• _Problem description_: Read the lines that follow and pick out every one containing the word "JSON".

(Stored records)
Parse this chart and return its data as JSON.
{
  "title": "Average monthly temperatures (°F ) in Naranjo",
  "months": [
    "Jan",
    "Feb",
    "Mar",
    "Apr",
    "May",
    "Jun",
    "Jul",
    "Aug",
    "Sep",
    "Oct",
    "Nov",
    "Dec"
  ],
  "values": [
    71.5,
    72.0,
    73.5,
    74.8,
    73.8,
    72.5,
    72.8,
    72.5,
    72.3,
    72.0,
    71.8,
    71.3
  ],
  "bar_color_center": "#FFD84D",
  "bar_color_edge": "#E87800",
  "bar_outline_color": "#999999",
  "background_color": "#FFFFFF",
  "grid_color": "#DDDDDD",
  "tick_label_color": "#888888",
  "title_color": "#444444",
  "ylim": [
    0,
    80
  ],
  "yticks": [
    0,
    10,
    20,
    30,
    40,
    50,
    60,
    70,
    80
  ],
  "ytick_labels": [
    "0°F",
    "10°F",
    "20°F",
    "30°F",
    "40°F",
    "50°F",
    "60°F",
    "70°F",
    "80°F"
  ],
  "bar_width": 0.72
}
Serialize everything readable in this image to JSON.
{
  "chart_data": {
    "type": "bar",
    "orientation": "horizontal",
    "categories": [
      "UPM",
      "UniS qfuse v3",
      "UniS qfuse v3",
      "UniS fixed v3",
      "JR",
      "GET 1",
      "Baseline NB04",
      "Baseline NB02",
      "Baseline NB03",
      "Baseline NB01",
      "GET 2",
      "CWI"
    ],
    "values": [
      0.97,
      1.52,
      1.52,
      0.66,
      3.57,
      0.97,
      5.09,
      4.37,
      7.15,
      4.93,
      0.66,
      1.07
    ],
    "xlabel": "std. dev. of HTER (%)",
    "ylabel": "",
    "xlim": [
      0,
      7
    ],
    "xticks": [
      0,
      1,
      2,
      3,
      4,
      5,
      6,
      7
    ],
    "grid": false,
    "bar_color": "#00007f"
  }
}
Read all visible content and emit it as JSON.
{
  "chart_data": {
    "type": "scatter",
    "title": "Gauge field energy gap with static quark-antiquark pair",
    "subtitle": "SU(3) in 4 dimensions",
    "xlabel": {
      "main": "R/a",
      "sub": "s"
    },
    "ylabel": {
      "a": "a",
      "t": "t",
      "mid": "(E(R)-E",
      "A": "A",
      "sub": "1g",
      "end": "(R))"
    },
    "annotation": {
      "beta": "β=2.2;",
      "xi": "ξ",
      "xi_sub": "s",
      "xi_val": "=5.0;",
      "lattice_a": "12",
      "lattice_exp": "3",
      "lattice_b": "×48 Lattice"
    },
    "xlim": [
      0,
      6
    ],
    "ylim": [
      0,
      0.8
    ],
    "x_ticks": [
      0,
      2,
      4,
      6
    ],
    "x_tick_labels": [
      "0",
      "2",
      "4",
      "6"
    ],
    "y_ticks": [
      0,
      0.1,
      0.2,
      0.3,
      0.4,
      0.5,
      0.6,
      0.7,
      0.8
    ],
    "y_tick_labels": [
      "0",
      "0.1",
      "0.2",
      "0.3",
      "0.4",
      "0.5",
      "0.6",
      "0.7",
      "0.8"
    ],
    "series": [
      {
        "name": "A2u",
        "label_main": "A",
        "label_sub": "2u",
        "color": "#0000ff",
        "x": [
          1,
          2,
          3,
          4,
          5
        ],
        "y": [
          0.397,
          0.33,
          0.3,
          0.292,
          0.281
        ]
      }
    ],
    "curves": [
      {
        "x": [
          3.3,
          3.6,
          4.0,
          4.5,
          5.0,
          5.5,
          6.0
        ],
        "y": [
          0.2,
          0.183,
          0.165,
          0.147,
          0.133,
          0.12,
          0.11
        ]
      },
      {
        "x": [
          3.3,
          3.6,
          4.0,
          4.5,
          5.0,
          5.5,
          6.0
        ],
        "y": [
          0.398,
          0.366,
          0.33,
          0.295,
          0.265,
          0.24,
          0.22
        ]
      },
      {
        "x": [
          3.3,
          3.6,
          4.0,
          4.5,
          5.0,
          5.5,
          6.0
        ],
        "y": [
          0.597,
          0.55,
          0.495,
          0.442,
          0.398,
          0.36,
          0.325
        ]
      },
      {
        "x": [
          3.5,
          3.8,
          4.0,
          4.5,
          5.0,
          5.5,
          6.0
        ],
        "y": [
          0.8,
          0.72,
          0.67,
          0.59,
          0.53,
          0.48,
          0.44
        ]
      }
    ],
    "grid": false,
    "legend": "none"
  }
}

• _Written response_:
Parse this chart and return its data as JSON.
Serialize everything readable in this image to JSON.
Read all visible content and emit it as JSON.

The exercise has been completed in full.